■ **Work to be completed**:
Check every line of the material below for the string "cloudy", and return the ones that have it.

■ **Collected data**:
###
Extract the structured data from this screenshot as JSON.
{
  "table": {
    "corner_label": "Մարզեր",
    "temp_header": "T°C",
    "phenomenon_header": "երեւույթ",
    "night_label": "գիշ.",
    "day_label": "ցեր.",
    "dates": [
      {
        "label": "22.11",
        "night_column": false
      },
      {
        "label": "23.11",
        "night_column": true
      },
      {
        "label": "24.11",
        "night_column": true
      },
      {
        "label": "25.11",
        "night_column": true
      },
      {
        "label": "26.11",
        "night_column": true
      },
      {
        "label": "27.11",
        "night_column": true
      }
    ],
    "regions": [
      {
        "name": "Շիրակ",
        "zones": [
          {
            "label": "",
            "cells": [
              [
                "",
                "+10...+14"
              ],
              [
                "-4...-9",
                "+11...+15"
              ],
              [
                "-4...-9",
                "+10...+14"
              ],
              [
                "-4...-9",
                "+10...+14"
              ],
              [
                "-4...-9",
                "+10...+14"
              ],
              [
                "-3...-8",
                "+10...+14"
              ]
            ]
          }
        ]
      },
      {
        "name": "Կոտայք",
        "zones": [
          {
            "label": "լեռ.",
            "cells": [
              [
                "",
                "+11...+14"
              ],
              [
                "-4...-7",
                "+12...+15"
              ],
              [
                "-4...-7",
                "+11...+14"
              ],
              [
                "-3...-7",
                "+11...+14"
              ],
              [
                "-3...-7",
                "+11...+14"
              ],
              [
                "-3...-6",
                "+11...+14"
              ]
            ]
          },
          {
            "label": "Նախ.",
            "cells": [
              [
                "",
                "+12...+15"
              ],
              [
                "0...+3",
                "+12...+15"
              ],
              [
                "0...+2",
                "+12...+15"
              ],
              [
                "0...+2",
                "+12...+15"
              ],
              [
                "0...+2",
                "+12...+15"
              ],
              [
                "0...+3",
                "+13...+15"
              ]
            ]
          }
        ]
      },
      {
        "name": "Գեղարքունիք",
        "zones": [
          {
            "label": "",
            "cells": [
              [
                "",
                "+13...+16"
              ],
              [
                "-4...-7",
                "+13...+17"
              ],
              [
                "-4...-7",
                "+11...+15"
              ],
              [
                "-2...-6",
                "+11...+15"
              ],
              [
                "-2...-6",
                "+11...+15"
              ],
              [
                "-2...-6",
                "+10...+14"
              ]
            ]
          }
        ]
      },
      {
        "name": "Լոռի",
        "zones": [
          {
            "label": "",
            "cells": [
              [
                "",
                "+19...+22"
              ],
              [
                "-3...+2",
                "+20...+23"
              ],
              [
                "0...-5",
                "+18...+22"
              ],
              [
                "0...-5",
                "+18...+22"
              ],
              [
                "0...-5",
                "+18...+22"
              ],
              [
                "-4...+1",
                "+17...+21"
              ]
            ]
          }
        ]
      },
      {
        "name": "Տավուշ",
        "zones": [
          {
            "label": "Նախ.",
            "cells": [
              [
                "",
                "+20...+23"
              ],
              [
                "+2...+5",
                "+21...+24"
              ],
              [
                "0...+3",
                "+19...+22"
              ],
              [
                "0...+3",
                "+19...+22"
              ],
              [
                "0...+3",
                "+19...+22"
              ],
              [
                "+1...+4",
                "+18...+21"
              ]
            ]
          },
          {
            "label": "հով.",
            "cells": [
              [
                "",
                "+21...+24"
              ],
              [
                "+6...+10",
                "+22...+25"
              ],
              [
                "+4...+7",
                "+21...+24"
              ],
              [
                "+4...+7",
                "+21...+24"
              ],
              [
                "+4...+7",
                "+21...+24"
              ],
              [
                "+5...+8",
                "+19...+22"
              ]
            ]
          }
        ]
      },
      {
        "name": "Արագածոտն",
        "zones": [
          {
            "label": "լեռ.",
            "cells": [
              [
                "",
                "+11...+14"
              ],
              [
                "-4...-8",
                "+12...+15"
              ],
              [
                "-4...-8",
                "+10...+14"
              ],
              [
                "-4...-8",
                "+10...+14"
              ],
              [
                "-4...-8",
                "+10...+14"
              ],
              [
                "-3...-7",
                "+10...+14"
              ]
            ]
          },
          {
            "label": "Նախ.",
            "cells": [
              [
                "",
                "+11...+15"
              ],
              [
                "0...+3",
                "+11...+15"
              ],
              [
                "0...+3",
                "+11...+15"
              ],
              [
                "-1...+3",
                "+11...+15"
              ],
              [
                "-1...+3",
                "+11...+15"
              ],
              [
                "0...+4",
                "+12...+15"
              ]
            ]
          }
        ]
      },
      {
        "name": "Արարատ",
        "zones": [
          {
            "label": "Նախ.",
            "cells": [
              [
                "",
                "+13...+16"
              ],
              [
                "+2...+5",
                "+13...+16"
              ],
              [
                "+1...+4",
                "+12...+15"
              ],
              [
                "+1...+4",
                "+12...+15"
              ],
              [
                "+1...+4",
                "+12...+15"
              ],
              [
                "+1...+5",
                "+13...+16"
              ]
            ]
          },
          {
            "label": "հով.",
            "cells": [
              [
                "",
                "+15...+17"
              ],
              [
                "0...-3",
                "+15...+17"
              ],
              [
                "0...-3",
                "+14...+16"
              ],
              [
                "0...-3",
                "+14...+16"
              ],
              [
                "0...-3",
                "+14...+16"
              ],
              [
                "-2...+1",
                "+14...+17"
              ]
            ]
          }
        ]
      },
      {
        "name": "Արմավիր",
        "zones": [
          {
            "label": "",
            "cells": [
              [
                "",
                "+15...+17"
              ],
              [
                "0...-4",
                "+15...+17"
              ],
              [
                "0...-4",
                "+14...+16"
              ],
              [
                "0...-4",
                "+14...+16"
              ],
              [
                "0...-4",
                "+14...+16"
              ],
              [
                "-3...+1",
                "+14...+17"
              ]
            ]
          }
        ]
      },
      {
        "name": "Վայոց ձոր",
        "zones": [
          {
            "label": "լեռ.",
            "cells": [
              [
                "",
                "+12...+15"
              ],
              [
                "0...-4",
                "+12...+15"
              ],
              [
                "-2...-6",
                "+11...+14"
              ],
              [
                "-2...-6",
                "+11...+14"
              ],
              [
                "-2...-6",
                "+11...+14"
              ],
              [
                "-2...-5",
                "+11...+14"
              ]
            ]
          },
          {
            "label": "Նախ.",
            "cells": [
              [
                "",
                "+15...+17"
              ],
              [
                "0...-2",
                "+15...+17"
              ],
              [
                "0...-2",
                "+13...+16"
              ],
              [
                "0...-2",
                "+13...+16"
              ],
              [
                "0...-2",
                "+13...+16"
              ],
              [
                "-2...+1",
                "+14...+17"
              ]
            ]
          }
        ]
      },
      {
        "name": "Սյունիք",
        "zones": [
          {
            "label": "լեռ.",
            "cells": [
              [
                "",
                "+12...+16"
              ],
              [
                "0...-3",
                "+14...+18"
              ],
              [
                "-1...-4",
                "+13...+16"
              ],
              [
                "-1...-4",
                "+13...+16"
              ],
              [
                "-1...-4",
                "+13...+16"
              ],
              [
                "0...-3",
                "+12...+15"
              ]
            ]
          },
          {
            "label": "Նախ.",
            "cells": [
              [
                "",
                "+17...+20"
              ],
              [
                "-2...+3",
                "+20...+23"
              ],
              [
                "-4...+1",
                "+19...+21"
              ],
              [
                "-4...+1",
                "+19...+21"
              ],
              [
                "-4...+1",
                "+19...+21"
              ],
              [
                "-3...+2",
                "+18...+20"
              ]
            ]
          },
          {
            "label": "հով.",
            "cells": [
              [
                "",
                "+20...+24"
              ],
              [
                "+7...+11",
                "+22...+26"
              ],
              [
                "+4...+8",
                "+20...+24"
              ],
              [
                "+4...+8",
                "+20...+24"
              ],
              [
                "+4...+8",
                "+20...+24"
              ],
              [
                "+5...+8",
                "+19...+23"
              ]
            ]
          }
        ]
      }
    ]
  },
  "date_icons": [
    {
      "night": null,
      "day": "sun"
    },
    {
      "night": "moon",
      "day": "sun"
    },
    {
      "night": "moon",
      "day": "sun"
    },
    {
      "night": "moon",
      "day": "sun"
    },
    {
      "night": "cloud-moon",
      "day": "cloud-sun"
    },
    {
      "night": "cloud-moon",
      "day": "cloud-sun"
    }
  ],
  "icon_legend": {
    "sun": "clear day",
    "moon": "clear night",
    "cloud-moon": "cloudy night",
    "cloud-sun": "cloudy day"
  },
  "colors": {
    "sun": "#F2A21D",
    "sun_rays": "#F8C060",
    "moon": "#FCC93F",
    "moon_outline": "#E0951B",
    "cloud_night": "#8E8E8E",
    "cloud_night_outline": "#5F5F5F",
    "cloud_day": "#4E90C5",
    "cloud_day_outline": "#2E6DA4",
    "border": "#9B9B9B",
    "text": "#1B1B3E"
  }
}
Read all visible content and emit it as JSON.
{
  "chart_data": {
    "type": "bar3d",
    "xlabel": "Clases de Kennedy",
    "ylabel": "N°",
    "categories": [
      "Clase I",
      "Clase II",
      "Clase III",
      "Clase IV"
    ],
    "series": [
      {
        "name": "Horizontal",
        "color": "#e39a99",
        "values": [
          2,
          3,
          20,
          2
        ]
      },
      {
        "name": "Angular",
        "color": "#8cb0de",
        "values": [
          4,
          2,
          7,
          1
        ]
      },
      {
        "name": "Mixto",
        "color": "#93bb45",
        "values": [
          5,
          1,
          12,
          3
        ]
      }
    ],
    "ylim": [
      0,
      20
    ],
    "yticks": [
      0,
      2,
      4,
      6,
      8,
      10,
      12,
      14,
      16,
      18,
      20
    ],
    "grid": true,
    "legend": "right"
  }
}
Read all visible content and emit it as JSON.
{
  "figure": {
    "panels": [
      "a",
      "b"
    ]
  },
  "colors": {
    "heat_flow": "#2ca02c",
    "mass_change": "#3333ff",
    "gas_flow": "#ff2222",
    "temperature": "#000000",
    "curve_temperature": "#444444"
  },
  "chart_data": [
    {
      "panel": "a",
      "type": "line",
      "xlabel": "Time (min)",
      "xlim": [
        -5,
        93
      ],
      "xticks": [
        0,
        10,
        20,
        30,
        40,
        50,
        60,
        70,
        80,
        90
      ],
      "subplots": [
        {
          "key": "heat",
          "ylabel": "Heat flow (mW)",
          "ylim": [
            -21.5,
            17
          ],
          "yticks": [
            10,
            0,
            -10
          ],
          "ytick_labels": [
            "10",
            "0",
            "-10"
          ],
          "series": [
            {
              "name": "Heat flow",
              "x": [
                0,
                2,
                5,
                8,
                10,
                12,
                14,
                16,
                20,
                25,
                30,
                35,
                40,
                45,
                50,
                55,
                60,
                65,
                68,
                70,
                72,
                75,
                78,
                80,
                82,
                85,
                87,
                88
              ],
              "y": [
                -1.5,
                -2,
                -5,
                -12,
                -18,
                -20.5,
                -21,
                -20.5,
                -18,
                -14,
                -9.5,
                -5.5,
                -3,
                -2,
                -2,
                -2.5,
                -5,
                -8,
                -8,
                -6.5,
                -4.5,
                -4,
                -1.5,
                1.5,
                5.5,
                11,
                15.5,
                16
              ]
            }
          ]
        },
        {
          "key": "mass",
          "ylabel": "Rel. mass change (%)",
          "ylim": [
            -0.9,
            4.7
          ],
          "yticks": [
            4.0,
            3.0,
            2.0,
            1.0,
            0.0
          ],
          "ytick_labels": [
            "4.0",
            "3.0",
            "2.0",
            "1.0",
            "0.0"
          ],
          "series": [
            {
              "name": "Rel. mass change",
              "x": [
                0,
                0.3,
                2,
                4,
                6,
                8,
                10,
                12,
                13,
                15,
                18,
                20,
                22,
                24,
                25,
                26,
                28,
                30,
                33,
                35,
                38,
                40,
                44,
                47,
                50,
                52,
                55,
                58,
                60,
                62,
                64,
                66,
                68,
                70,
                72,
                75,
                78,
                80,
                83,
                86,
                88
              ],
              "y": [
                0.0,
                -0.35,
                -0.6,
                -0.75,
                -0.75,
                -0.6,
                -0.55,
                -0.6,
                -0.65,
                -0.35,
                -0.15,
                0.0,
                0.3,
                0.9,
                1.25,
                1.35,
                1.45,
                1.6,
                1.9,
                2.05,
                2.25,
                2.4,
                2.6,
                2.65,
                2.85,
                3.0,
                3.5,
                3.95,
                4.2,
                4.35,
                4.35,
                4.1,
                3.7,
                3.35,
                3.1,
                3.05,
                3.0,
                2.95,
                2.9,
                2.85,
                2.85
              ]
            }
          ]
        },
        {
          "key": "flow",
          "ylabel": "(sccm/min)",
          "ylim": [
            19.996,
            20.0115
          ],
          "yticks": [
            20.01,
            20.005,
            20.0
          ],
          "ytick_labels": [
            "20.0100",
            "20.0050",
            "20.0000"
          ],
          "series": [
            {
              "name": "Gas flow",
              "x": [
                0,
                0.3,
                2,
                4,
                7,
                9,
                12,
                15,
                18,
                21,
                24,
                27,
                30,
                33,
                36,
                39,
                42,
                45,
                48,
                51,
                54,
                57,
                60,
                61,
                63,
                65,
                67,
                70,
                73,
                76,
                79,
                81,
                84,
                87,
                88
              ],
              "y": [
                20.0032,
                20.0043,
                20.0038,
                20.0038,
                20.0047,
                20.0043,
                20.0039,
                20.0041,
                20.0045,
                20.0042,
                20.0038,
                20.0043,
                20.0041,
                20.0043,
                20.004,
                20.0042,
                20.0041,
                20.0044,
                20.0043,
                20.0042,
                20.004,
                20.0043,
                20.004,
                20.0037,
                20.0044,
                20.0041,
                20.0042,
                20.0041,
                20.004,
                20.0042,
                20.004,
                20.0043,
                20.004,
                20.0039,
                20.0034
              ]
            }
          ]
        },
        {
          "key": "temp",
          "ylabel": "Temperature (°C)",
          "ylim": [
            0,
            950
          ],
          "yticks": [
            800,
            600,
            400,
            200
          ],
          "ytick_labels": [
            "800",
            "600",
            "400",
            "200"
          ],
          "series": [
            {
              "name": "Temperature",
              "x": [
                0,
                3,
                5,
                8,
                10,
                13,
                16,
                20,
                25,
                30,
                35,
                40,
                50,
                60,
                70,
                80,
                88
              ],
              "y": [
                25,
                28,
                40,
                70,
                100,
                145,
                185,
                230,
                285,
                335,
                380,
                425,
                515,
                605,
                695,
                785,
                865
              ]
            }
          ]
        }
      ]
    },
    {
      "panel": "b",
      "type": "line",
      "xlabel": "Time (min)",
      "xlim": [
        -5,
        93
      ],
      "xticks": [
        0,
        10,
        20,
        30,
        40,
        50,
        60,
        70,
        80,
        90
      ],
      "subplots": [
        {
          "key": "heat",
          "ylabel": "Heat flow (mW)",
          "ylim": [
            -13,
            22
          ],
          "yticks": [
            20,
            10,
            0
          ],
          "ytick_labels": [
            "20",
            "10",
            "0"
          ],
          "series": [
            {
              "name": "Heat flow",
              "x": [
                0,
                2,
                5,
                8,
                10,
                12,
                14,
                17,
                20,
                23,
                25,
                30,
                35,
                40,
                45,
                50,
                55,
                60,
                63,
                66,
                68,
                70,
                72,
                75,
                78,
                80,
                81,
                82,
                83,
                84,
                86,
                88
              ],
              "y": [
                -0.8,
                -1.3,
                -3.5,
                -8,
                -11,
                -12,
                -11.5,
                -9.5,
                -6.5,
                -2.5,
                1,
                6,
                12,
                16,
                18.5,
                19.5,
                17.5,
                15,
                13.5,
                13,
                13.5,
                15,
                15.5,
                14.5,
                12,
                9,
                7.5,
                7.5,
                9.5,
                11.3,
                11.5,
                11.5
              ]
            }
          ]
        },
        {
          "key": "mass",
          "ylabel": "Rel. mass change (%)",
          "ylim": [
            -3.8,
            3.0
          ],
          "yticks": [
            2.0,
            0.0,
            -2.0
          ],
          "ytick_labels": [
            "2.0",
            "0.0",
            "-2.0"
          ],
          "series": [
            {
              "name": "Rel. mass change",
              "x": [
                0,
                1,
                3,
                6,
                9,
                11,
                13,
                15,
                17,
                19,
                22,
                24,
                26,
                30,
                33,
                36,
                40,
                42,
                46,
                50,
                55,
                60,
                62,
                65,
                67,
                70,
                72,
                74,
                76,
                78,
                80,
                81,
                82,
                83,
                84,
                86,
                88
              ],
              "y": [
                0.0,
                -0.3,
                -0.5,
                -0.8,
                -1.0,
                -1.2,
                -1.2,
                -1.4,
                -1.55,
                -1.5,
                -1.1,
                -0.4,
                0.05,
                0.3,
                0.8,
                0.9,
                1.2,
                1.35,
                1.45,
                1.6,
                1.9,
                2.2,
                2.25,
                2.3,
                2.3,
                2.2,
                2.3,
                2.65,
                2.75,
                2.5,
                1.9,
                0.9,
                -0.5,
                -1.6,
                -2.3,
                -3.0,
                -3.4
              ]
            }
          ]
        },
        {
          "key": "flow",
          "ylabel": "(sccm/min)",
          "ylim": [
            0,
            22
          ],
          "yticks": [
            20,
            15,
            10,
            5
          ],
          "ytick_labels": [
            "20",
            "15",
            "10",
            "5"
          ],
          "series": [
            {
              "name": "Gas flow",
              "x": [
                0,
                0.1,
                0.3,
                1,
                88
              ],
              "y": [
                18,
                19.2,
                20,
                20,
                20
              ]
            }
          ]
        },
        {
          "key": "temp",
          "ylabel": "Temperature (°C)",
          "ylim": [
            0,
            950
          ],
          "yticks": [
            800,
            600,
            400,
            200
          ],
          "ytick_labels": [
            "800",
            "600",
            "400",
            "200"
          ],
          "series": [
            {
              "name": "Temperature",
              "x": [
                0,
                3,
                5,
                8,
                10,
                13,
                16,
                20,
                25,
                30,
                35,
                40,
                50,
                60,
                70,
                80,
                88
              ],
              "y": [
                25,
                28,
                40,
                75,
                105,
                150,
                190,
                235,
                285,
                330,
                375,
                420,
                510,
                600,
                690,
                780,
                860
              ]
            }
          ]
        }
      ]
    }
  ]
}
###
■ **The solution**:
    "cloud-moon": "cloudy night",
    "cloud-sun": "cloudy day"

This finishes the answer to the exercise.